> TASK PROMPT: The records follow. Transcribe only the lines from the line containing "Serialize everything readable" through the end, both ends included, and leave out the pictures.
** begin WORKING DATA **
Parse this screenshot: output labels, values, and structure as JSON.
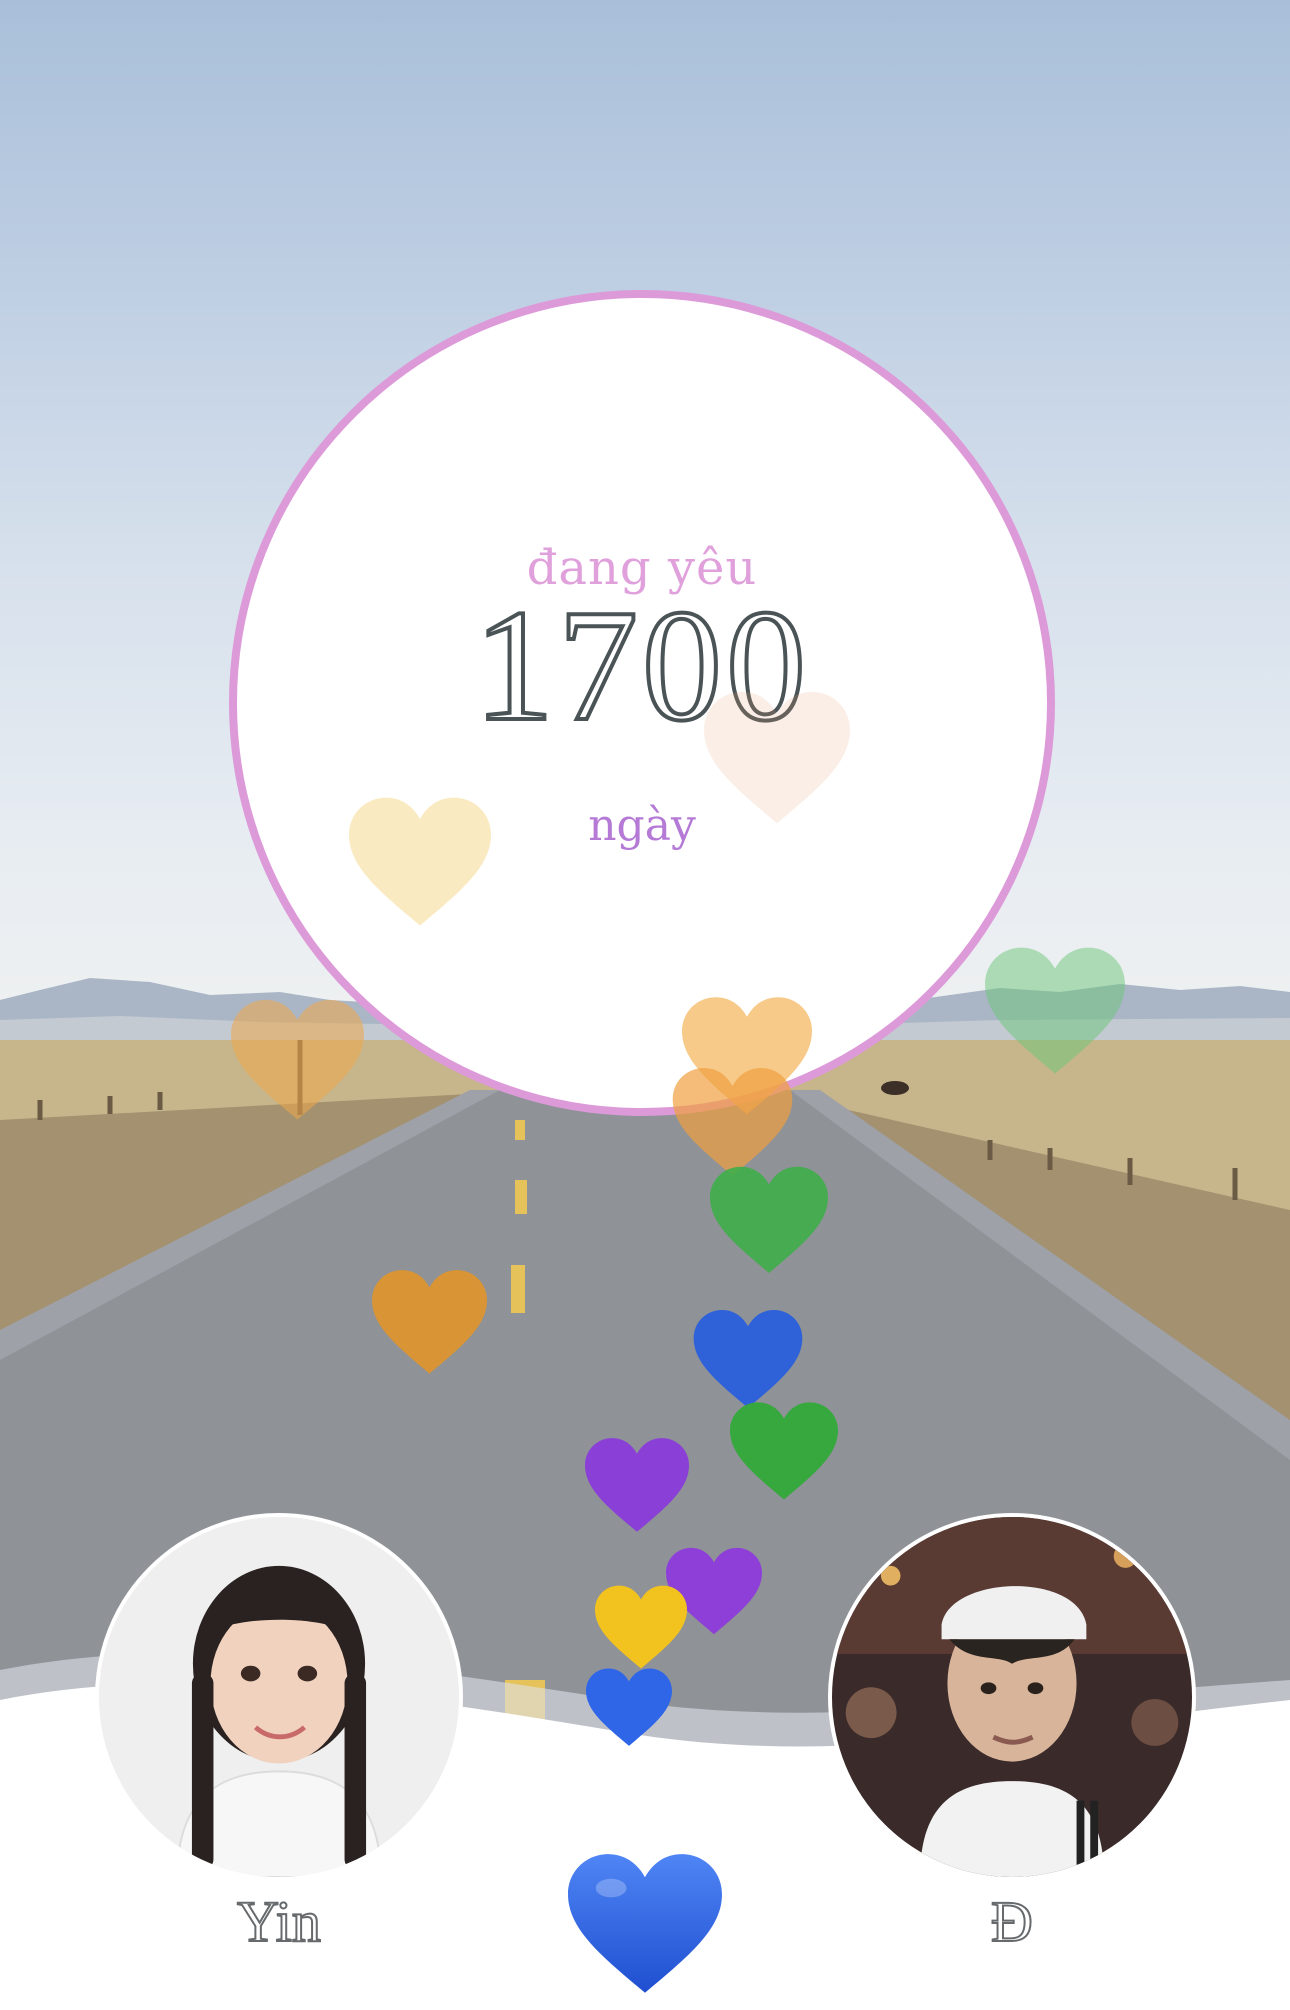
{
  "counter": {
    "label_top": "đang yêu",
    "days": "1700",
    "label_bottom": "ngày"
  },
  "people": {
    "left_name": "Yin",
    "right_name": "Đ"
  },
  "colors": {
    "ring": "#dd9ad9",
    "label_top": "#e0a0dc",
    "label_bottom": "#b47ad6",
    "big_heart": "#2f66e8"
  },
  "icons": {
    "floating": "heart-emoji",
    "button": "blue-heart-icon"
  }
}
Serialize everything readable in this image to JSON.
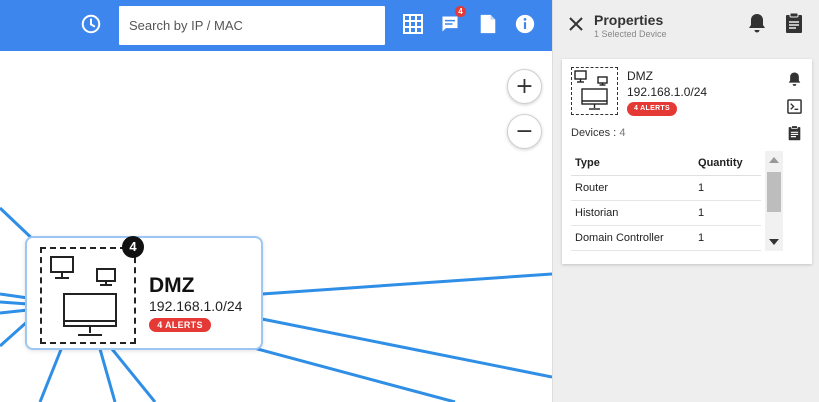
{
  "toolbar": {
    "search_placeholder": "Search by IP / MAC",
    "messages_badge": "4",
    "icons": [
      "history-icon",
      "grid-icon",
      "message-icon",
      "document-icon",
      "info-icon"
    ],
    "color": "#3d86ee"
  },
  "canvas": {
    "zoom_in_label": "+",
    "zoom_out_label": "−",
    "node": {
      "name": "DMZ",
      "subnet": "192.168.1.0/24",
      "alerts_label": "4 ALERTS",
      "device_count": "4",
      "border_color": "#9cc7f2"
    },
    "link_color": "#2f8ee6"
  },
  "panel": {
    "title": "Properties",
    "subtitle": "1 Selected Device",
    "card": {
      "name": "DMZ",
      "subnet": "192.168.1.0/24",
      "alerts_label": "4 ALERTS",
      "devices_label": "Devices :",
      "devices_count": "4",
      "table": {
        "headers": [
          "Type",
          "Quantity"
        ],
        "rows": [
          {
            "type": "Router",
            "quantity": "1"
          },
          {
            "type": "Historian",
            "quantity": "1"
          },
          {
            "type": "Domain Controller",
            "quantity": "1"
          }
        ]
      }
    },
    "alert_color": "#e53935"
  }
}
** end WORKING DATA **
> COMPLETED TASK:
Serialize everything readable in this image to JSON.
{
  "toolbar": {
    "search_placeholder": "Search by IP / MAC",
    "messages_badge": "4",
    "icons": [
      "history-icon",
      "grid-icon",
      "message-icon",
      "document-icon",
      "info-icon"
    ],
    "color": "#3d86ee"
  },
  "canvas": {
    "zoom_in_label": "+",
    "zoom_out_label": "−",
    "node": {
      "name": "DMZ",
      "subnet": "192.168.1.0/24",
      "alerts_label": "4 ALERTS",
      "device_count": "4",
      "border_color": "#9cc7f2"
    },
    "link_color": "#2f8ee6"
  },
  "panel": {
    "title": "Properties",
    "subtitle": "1 Selected Device",
    "card": {
      "name": "DMZ",
      "subnet": "192.168.1.0/24",
      "alerts_label": "4 ALERTS",
      "devices_label": "Devices :",
      "devices_count": "4",
      "table": {
        "headers": [
          "Type",
          "Quantity"
        ],
        "rows": [
          {
            "type": "Router",
            "quantity": "1"
          },
          {
            "type": "Historian",
            "quantity": "1"
          },
          {
            "type": "Domain Controller",
            "quantity": "1"
          }
        ]
      }
    },
    "alert_color": "#e53935"
  }
}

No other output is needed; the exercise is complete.